__Stated goal__
All lines in the data bearing the string "people" should be identified and copied.

**** Records for this task

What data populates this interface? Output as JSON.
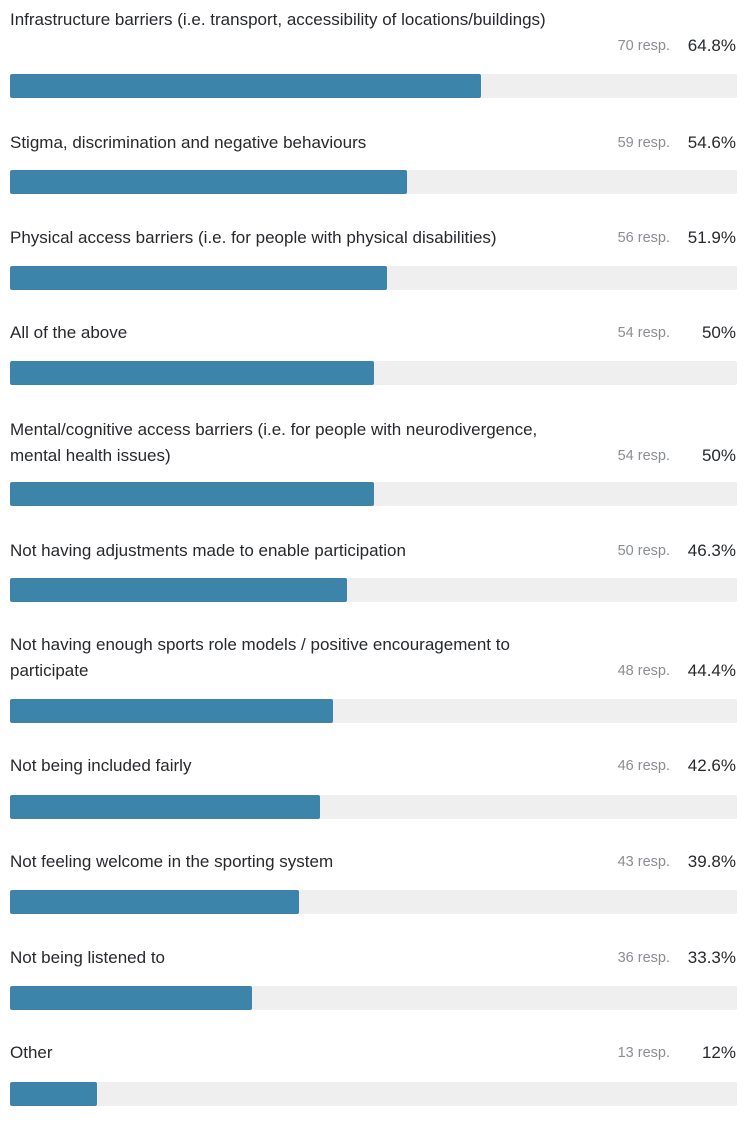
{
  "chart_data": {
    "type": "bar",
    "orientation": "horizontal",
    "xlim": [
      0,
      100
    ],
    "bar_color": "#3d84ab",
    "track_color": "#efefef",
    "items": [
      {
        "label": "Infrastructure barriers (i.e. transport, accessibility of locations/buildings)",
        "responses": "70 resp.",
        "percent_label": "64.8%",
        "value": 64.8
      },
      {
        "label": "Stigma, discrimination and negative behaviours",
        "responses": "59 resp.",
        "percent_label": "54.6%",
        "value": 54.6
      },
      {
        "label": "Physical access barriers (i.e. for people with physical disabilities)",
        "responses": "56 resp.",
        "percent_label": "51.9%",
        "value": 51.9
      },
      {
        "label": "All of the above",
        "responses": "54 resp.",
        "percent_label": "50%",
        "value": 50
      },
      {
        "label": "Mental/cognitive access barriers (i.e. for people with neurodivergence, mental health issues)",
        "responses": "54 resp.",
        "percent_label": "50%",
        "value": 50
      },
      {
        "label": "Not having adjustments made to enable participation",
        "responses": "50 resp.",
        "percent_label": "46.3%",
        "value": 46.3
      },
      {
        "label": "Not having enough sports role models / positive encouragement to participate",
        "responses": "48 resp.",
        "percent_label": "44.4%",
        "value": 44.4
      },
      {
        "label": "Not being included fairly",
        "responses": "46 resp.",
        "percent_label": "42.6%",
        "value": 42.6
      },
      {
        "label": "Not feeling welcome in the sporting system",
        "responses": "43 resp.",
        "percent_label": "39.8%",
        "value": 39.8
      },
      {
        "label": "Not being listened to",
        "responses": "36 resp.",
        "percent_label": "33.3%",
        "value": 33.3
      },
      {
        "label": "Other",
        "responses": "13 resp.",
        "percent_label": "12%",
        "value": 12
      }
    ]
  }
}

********

__Written solution__
        "label": "Physical access barriers (i.e. for people with physical disabilities)",
        "label": "Mental/cognitive access barriers (i.e. for people with neurodivergence, mental health issues)",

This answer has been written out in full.